▶ DATA RECORDS
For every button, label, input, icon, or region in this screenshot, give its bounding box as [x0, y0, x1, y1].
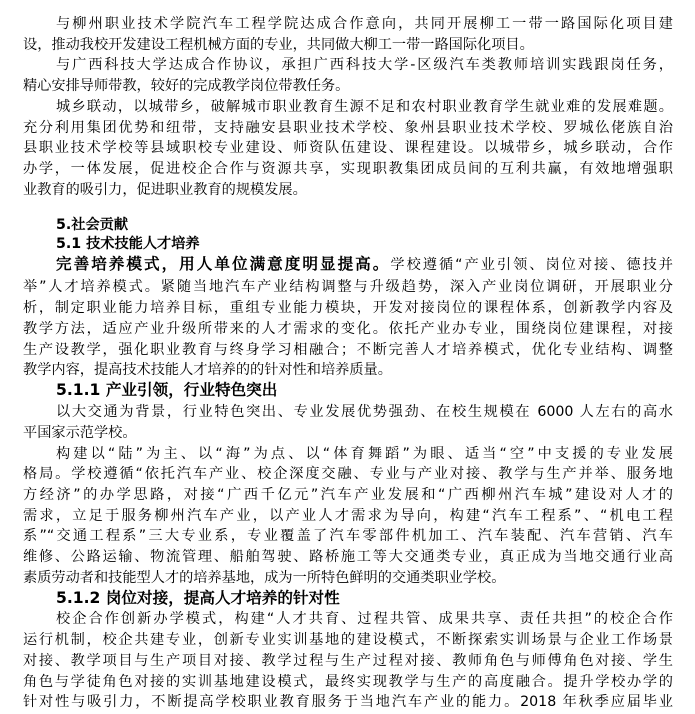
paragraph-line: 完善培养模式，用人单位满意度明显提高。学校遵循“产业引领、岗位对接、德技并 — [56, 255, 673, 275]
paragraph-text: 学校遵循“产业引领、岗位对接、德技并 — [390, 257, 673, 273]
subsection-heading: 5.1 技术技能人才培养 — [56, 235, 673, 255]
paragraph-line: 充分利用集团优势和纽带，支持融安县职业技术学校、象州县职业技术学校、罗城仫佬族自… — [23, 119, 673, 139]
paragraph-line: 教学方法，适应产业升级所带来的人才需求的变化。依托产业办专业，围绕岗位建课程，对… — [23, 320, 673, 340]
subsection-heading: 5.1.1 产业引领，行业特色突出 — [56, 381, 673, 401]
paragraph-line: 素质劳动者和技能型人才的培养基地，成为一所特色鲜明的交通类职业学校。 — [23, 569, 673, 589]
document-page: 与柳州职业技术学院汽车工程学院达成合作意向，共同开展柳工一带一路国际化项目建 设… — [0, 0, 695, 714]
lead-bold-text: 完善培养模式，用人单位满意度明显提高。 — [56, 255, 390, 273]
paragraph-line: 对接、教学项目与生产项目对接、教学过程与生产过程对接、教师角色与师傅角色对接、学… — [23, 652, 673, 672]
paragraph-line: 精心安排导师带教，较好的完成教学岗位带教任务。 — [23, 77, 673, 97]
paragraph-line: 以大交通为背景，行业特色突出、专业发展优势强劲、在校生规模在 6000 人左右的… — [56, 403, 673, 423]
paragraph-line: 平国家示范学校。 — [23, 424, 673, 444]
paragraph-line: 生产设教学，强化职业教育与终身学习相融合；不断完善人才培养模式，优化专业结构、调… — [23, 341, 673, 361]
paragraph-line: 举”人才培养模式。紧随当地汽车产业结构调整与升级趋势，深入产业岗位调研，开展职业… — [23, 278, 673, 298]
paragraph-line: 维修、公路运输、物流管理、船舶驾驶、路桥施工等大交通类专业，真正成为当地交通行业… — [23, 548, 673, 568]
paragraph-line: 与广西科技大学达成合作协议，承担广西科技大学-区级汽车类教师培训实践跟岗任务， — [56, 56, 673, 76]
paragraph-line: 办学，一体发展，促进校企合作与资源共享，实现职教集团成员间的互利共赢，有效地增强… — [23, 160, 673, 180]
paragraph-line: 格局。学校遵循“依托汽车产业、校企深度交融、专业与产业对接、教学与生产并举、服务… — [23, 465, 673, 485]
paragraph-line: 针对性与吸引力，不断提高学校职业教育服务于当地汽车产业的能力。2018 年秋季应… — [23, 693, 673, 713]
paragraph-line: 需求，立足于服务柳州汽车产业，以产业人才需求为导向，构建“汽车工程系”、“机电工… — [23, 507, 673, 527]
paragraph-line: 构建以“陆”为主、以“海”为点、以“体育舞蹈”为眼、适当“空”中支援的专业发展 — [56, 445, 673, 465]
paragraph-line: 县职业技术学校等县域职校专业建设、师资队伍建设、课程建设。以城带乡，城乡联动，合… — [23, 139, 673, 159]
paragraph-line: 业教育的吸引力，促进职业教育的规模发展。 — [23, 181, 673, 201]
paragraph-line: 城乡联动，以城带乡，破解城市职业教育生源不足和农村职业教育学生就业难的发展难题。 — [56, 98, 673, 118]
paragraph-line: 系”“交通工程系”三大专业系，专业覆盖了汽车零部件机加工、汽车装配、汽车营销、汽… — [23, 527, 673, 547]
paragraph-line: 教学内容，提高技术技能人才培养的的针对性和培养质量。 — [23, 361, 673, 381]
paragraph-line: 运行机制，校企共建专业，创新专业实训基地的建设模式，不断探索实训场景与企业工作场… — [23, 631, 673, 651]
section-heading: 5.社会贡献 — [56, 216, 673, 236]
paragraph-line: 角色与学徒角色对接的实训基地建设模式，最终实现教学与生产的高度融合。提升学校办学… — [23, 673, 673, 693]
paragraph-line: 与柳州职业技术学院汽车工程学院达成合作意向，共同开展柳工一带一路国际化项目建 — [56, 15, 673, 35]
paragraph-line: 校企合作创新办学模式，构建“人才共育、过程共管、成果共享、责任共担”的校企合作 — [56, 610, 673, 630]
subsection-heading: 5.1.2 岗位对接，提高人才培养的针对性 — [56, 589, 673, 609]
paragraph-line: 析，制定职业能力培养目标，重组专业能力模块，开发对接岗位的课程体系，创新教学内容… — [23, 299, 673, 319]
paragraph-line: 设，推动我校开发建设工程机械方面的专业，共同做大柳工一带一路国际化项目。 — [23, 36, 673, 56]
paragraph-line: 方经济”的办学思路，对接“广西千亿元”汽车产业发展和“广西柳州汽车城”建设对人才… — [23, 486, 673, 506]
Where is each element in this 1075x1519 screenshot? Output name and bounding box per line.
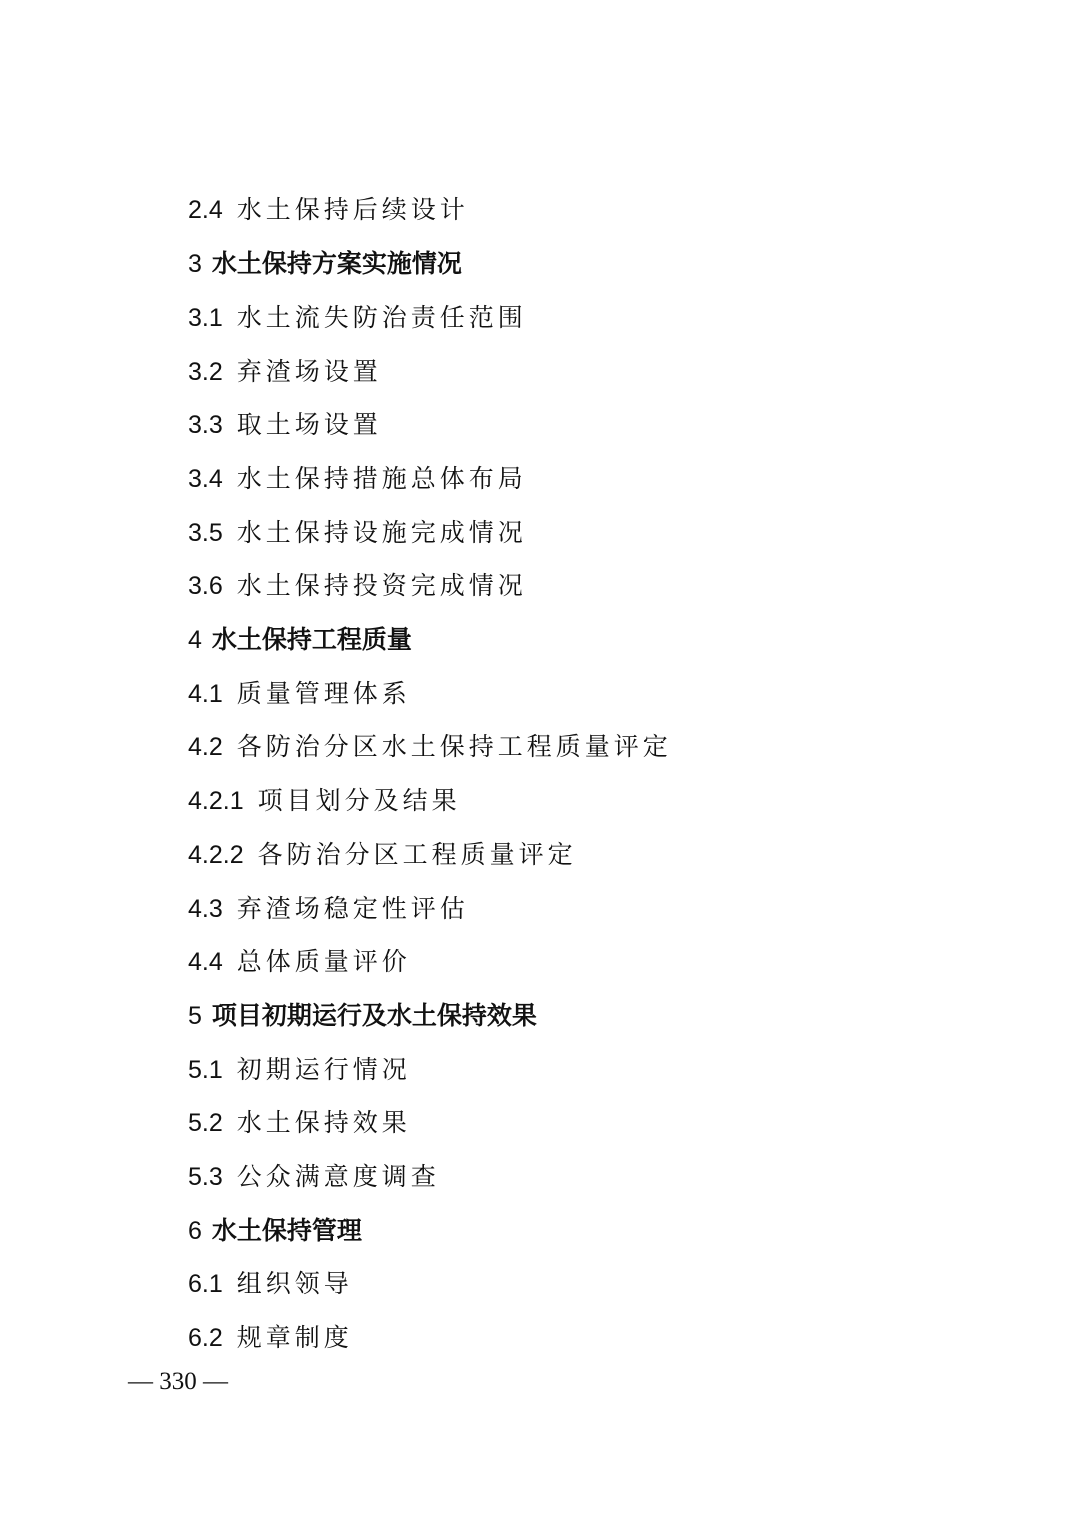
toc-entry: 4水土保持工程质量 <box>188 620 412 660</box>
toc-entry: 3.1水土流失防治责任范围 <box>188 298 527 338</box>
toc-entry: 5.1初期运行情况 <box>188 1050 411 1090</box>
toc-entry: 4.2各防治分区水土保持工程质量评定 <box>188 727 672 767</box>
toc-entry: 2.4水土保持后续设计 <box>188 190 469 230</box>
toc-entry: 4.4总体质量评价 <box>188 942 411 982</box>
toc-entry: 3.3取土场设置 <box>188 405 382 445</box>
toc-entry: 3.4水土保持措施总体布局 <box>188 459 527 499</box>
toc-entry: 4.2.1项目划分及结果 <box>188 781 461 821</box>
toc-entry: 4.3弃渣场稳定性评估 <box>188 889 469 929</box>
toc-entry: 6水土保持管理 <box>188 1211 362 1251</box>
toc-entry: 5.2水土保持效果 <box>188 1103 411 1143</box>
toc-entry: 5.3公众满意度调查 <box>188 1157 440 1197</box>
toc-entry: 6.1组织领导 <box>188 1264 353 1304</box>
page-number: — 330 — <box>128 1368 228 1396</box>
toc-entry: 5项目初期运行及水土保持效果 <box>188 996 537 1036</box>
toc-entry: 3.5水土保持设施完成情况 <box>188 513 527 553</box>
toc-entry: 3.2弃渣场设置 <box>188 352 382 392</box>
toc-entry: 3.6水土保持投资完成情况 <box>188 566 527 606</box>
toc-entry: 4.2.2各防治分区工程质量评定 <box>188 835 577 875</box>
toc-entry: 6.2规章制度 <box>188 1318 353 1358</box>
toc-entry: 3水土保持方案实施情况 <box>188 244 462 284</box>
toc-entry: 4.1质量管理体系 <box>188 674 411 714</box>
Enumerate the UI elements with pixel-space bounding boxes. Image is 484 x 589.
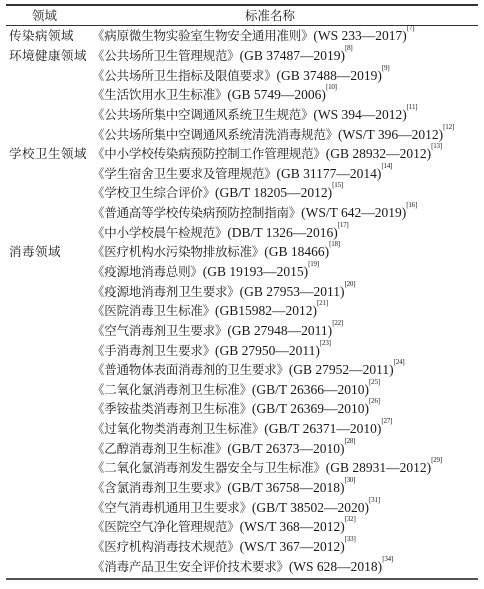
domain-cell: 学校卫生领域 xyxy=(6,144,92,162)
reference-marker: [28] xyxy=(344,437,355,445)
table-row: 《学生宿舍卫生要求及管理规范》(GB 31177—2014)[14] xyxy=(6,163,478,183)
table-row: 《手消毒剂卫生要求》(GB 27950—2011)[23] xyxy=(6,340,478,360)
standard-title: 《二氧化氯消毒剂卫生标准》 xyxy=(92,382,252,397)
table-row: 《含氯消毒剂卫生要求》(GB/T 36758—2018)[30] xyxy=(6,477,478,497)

▶ PROMPT
Reproduce every entry above word for word, leaving out the pictures.

▶ OUTPUT OF THE EXERCISE
For every button, label, input, icon, or region in this screenshot, give its bounding box as [x0, y0, x1, y1].
paragraph-line: 完善培养模式，用人单位满意度明显提高。学校遵循“产业引领、岗位对接、德技并 — [56, 255, 673, 275]
paragraph-text: 学校遵循“产业引领、岗位对接、德技并 — [390, 257, 673, 273]
subsection-heading: 5.1 技术技能人才培养 — [56, 235, 673, 255]
paragraph-line: 充分利用集团优势和纽带，支持融安县职业技术学校、象州县职业技术学校、罗城仫佬族自… — [23, 119, 673, 139]
paragraph-line: 教学方法，适应产业升级所带来的人才需求的变化。依托产业办专业，围绕岗位建课程，对… — [23, 320, 673, 340]
subsection-heading: 5.1.1 产业引领，行业特色突出 — [56, 381, 673, 401]
paragraph-line: 素质劳动者和技能型人才的培养基地，成为一所特色鲜明的交通类职业学校。 — [23, 569, 673, 589]
document-page: 与柳州职业技术学院汽车工程学院达成合作意向，共同开展柳工一带一路国际化项目建 设… — [0, 0, 695, 714]
lead-bold-text: 完善培养模式，用人单位满意度明显提高。 — [56, 255, 390, 273]
paragraph-line: 对接、教学项目与生产项目对接、教学过程与生产过程对接、教师角色与师傅角色对接、学… — [23, 652, 673, 672]
paragraph-line: 精心安排导师带教，较好的完成教学岗位带教任务。 — [23, 77, 673, 97]
paragraph-line: 以大交通为背景，行业特色突出、专业发展优势强劲、在校生规模在 6000 人左右的… — [56, 403, 673, 423]
paragraph-line: 平国家示范学校。 — [23, 424, 673, 444]
paragraph-line: 生产设教学，强化职业教育与终身学习相融合；不断完善人才培养模式，优化专业结构、调… — [23, 341, 673, 361]
paragraph-line: 举”人才培养模式。紧随当地汽车产业结构调整与升级趋势，深入产业岗位调研，开展职业… — [23, 278, 673, 298]
paragraph-line: 维修、公路运输、物流管理、船舶驾驶、路桥施工等大交通类专业，真正成为当地交通行业… — [23, 548, 673, 568]
paragraph-line: 与广西科技大学达成合作协议，承担广西科技大学-区级汽车类教师培训实践跟岗任务， — [56, 56, 673, 76]
paragraph-line: 办学，一体发展，促进校企合作与资源共享，实现职教集团成员间的互利共赢，有效地增强… — [23, 160, 673, 180]
paragraph-line: 格局。学校遵循“依托汽车产业、校企深度交融、专业与产业对接、教学与生产并举、服务… — [23, 465, 673, 485]
paragraph-line: 针对性与吸引力，不断提高学校职业教育服务于当地汽车产业的能力。2018 年秋季应… — [23, 693, 673, 713]
paragraph-line: 需求，立足于服务柳州汽车产业，以产业人才需求为导向，构建“汽车工程系”、“机电工… — [23, 507, 673, 527]
paragraph-line: 构建以“陆”为主、以“海”为点、以“体育舞蹈”为眼、适当“空”中支援的专业发展 — [56, 445, 673, 465]
paragraph-line: 县职业技术学校等县域职校专业建设、师资队伍建设、课程建设。以城带乡，城乡联动，合… — [23, 139, 673, 159]
paragraph-line: 业教育的吸引力，促进职业教育的规模发展。 — [23, 181, 673, 201]
paragraph-line: 城乡联动，以城带乡，破解城市职业教育生源不足和农村职业教育学生就业难的发展难题。 — [56, 98, 673, 118]
paragraph-line: 系”“交通工程系”三大专业系，专业覆盖了汽车零部件机加工、汽车装配、汽车营销、汽… — [23, 527, 673, 547]
paragraph-line: 教学内容，提高技术技能人才培养的的针对性和培养质量。 — [23, 361, 673, 381]
paragraph-line: 运行机制，校企共建专业，创新专业实训基地的建设模式，不断探索实训场景与企业工作场… — [23, 631, 673, 651]
section-heading: 5.社会贡献 — [56, 216, 673, 236]
paragraph-line: 角色与学徒角色对接的实训基地建设模式，最终实现教学与生产的高度融合。提升学校办学… — [23, 673, 673, 693]
paragraph-line: 与柳州职业技术学院汽车工程学院达成合作意向，共同开展柳工一带一路国际化项目建 — [56, 15, 673, 35]
paragraph-line: 校企合作创新办学模式，构建“人才共育、过程共管、成果共享、责任共担”的校企合作 — [56, 610, 673, 630]
subsection-heading: 5.1.2 岗位对接，提高人才培养的针对性 — [56, 589, 673, 609]
paragraph-line: 析，制定职业能力培养目标，重组专业能力模块，开发对接岗位的课程体系，创新教学内容… — [23, 299, 673, 319]
paragraph-line: 设，推动我校开发建设工程机械方面的专业，共同做大柳工一带一路国际化项目。 — [23, 36, 673, 56]
paragraph-line: 方经济”的办学思路，对接“广西千亿元”汽车产业发展和“广西柳州汽车城”建设对人才… — [23, 486, 673, 506]
Where is each element in this 1075x1519 screenshot? Output name and bounding box per line.
toc-entry: 4水土保持工程质量 <box>188 620 412 660</box>
toc-entry: 3.1水土流失防治责任范围 <box>188 298 527 338</box>
toc-entry: 5.1初期运行情况 <box>188 1050 411 1090</box>
toc-entry: 4.2各防治分区水土保持工程质量评定 <box>188 727 672 767</box>
toc-entry: 2.4水土保持后续设计 <box>188 190 469 230</box>
toc-entry: 4.4总体质量评价 <box>188 942 411 982</box>
toc-entry: 3.3取土场设置 <box>188 405 382 445</box>
toc-entry: 3.4水土保持措施总体布局 <box>188 459 527 499</box>
toc-entry: 4.2.1项目划分及结果 <box>188 781 461 821</box>
toc-entry: 4.3弃渣场稳定性评估 <box>188 889 469 929</box>
toc-entry: 6水土保持管理 <box>188 1211 362 1251</box>
toc-entry: 5.2水土保持效果 <box>188 1103 411 1143</box>
toc-entry: 5.3公众满意度调查 <box>188 1157 440 1197</box>
toc-entry: 6.1组织领导 <box>188 1264 353 1304</box>
page-number: — 330 — <box>128 1368 228 1396</box>
toc-entry: 5项目初期运行及水土保持效果 <box>188 996 537 1036</box>
toc-entry: 3.5水土保持设施完成情况 <box>188 513 527 553</box>
toc-entry: 3.2弃渣场设置 <box>188 352 382 392</box>
toc-entry: 3.6水土保持投资完成情况 <box>188 566 527 606</box>
toc-entry: 4.2.2各防治分区工程质量评定 <box>188 835 577 875</box>
toc-entry: 6.2规章制度 <box>188 1318 353 1358</box>
toc-entry: 3水土保持方案实施情况 <box>188 244 462 284</box>
toc-entry: 4.1质量管理体系 <box>188 674 411 714</box>
Enumerate the UI elements with pixel-space bounding boxes. Image is 484 x 589.
domain-cell: 学校卫生领域 xyxy=(6,144,92,162)
reference-marker: [28] xyxy=(344,437,355,445)
table-row: 《学生宿舍卫生要求及管理规范》(GB 31177—2014)[14] xyxy=(6,163,478,183)
table-row: 《手消毒剂卫生要求》(GB 27950—2011)[23] xyxy=(6,340,478,360)
standard-title: 《二氧化氯消毒剂卫生标准》 xyxy=(92,382,252,397)
table-row: 《含氯消毒剂卫生要求》(GB/T 36758—2018)[30] xyxy=(6,477,478,497)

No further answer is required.